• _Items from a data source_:
++++
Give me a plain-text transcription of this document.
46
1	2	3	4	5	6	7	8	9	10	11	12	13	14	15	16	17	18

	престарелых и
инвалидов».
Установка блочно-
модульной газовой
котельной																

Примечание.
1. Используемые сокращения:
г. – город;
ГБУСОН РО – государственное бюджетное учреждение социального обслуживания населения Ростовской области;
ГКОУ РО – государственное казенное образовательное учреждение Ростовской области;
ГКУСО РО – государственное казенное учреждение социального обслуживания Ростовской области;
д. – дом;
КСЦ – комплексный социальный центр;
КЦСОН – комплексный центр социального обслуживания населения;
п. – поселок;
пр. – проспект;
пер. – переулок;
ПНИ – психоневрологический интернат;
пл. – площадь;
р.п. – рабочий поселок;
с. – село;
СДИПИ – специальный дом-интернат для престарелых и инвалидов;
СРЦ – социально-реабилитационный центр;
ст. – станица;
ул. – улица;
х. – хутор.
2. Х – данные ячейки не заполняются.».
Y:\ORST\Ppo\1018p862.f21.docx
++++
• _WHAT YOU HAVE TO DO_: All records above must be set down exactly, please.

• _OUTPUT_:
Give me a plain-text transcription of this document.
46
1	2	3	4	5	6	7	8	9	10	11	12	13	14	15	16	17	18

	престарелых и
инвалидов».
Установка блочно-
модульной газовой
котельной																

Примечание.
1. Используемые сокращения:
г. – город;
ГБУСОН РО – государственное бюджетное учреждение социального обслуживания населения Ростовской области;
ГКОУ РО – государственное казенное образовательное учреждение Ростовской области;
ГКУСО РО – государственное казенное учреждение социального обслуживания Ростовской области;
д. – дом;
КСЦ – комплексный социальный центр;
КЦСОН – комплексный центр социального обслуживания населения;
п. – поселок;
пр. – проспект;
пер. – переулок;
ПНИ – психоневрологический интернат;
пл. – площадь;
р.п. – рабочий поселок;
с. – село;
СДИПИ – специальный дом-интернат для престарелых и инвалидов;
СРЦ – социально-реабилитационный центр;
ст. – станица;
ул. – улица;
х. – хутор.
2. Х – данные ячейки не заполняются.».
Y:\ORST\Ppo\1018p862.f21.docx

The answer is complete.